> [PROBLEM TO WORK ON]: The entries below should be output exactly as written.

> [Data entries]:
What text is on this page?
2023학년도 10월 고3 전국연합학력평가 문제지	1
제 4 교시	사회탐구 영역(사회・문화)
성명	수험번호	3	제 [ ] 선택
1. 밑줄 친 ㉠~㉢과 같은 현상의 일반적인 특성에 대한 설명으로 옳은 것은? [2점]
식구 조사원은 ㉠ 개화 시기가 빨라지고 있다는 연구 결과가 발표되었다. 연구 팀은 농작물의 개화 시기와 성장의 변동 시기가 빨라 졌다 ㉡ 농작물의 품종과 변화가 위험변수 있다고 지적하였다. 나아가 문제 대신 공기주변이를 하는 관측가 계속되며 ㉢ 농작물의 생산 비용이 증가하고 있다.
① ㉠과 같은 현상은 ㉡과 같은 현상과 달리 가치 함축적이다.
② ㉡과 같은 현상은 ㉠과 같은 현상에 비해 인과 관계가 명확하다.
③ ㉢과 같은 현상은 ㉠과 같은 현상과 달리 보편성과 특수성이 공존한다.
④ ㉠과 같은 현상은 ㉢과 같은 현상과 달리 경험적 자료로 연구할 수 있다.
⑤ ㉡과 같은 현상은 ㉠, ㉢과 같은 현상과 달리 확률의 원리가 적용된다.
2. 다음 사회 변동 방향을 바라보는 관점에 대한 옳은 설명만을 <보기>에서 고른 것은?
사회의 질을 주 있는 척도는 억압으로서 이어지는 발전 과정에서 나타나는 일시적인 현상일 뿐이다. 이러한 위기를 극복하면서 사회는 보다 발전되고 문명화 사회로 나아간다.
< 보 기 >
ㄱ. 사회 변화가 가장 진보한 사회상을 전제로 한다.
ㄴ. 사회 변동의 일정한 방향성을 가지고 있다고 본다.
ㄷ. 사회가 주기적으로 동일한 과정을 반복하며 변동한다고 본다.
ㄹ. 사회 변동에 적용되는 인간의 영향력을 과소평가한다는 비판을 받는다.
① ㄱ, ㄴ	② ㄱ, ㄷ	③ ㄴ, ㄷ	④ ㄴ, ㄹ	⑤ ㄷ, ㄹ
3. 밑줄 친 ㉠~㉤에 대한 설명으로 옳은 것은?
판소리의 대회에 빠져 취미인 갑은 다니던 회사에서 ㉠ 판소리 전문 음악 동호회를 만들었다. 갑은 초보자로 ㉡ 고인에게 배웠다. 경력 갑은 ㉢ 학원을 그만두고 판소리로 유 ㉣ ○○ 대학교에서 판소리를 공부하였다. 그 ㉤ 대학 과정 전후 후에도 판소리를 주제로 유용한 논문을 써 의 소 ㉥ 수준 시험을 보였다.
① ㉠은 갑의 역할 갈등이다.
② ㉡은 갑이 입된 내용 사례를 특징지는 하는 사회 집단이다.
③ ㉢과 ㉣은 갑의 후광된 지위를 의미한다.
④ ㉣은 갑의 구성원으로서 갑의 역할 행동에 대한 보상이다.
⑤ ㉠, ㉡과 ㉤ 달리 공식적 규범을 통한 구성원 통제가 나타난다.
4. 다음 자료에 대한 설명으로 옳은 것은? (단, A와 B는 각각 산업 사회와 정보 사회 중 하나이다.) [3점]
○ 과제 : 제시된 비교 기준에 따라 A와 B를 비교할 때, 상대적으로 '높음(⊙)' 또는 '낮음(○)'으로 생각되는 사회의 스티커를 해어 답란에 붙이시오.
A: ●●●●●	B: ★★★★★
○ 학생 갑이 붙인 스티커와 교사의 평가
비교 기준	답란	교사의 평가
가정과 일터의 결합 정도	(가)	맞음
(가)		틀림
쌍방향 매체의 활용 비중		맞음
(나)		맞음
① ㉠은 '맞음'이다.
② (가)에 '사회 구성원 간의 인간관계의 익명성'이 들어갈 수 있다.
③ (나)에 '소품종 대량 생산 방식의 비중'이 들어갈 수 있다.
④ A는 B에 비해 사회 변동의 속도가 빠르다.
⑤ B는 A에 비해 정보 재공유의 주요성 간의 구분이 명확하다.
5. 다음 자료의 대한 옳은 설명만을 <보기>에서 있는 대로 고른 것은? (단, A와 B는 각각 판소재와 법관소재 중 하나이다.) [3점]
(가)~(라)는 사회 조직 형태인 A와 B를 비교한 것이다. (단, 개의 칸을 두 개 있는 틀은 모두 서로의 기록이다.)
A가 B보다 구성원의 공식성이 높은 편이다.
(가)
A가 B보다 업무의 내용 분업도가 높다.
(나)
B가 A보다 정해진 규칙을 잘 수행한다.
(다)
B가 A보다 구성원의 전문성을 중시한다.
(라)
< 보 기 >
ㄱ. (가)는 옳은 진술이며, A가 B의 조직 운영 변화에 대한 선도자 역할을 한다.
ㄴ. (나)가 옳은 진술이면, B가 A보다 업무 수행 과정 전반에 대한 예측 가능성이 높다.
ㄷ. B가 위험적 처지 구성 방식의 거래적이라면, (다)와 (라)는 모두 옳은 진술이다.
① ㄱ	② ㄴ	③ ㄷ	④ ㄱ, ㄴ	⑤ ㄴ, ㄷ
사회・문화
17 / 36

> [TASK RESPONSE]:
What text is on this page?
2023학년도 10월 고3 전국연합학력평가 문제지	1
제 4 교시	사회탐구 영역(사회・문화)
성명	수험번호	3	제 [ ] 선택
1. 밑줄 친 ㉠~㉢과 같은 현상의 일반적인 특성에 대한 설명으로 옳은 것은? [2점]
식구 조사원은 ㉠ 개화 시기가 빨라지고 있다는 연구 결과가 발표되었다. 연구 팀은 농작물의 개화 시기와 성장의 변동 시기가 빨라 졌다 ㉡ 농작물의 품종과 변화가 위험변수 있다고 지적하였다. 나아가 문제 대신 공기주변이를 하는 관측가 계속되며 ㉢ 농작물의 생산 비용이 증가하고 있다.
① ㉠과 같은 현상은 ㉡과 같은 현상과 달리 가치 함축적이다.
② ㉡과 같은 현상은 ㉠과 같은 현상에 비해 인과 관계가 명확하다.
③ ㉢과 같은 현상은 ㉠과 같은 현상과 달리 보편성과 특수성이 공존한다.
④ ㉠과 같은 현상은 ㉢과 같은 현상과 달리 경험적 자료로 연구할 수 있다.
⑤ ㉡과 같은 현상은 ㉠, ㉢과 같은 현상과 달리 확률의 원리가 적용된다.
2. 다음 사회 변동 방향을 바라보는 관점에 대한 옳은 설명만을 <보기>에서 고른 것은?
사회의 질을 주 있는 척도는 억압으로서 이어지는 발전 과정에서 나타나는 일시적인 현상일 뿐이다. 이러한 위기를 극복하면서 사회는 보다 발전되고 문명화 사회로 나아간다.
< 보 기 >
ㄱ. 사회 변화가 가장 진보한 사회상을 전제로 한다.
ㄴ. 사회 변동의 일정한 방향성을 가지고 있다고 본다.
ㄷ. 사회가 주기적으로 동일한 과정을 반복하며 변동한다고 본다.
ㄹ. 사회 변동에 적용되는 인간의 영향력을 과소평가한다는 비판을 받는다.
① ㄱ, ㄴ	② ㄱ, ㄷ	③ ㄴ, ㄷ	④ ㄴ, ㄹ	⑤ ㄷ, ㄹ
3. 밑줄 친 ㉠~㉤에 대한 설명으로 옳은 것은?
판소리의 대회에 빠져 취미인 갑은 다니던 회사에서 ㉠ 판소리 전문 음악 동호회를 만들었다. 갑은 초보자로 ㉡ 고인에게 배웠다. 경력 갑은 ㉢ 학원을 그만두고 판소리로 유 ㉣ ○○ 대학교에서 판소리를 공부하였다. 그 ㉤ 대학 과정 전후 후에도 판소리를 주제로 유용한 논문을 써 의 소 ㉥ 수준 시험을 보였다.
① ㉠은 갑의 역할 갈등이다.
② ㉡은 갑이 입된 내용 사례를 특징지는 하는 사회 집단이다.
③ ㉢과 ㉣은 갑의 후광된 지위를 의미한다.
④ ㉣은 갑의 구성원으로서 갑의 역할 행동에 대한 보상이다.
⑤ ㉠, ㉡과 ㉤ 달리 공식적 규범을 통한 구성원 통제가 나타난다.
4. 다음 자료에 대한 설명으로 옳은 것은? (단, A와 B는 각각 산업 사회와 정보 사회 중 하나이다.) [3점]
○ 과제 : 제시된 비교 기준에 따라 A와 B를 비교할 때, 상대적으로 '높음(⊙)' 또는 '낮음(○)'으로 생각되는 사회의 스티커를 해어 답란에 붙이시오.
A: ●●●●●	B: ★★★★★
○ 학생 갑이 붙인 스티커와 교사의 평가
비교 기준	답란	교사의 평가
가정과 일터의 결합 정도	(가)	맞음
(가)		틀림
쌍방향 매체의 활용 비중		맞음
(나)		맞음
① ㉠은 '맞음'이다.
② (가)에 '사회 구성원 간의 인간관계의 익명성'이 들어갈 수 있다.
③ (나)에 '소품종 대량 생산 방식의 비중'이 들어갈 수 있다.
④ A는 B에 비해 사회 변동의 속도가 빠르다.
⑤ B는 A에 비해 정보 재공유의 주요성 간의 구분이 명확하다.
5. 다음 자료의 대한 옳은 설명만을 <보기>에서 있는 대로 고른 것은? (단, A와 B는 각각 판소재와 법관소재 중 하나이다.) [3점]
(가)~(라)는 사회 조직 형태인 A와 B를 비교한 것이다. (단, 개의 칸을 두 개 있는 틀은 모두 서로의 기록이다.)
A가 B보다 구성원의 공식성이 높은 편이다.
(가)
A가 B보다 업무의 내용 분업도가 높다.
(나)
B가 A보다 정해진 규칙을 잘 수행한다.
(다)
B가 A보다 구성원의 전문성을 중시한다.
(라)
< 보 기 >
ㄱ. (가)는 옳은 진술이며, A가 B의 조직 운영 변화에 대한 선도자 역할을 한다.
ㄴ. (나)가 옳은 진술이면, B가 A보다 업무 수행 과정 전반에 대한 예측 가능성이 높다.
ㄷ. B가 위험적 처지 구성 방식의 거래적이라면, (다)와 (라)는 모두 옳은 진술이다.
① ㄱ	② ㄴ	③ ㄷ	④ ㄱ, ㄴ	⑤ ㄴ, ㄷ
사회・문화
17 / 36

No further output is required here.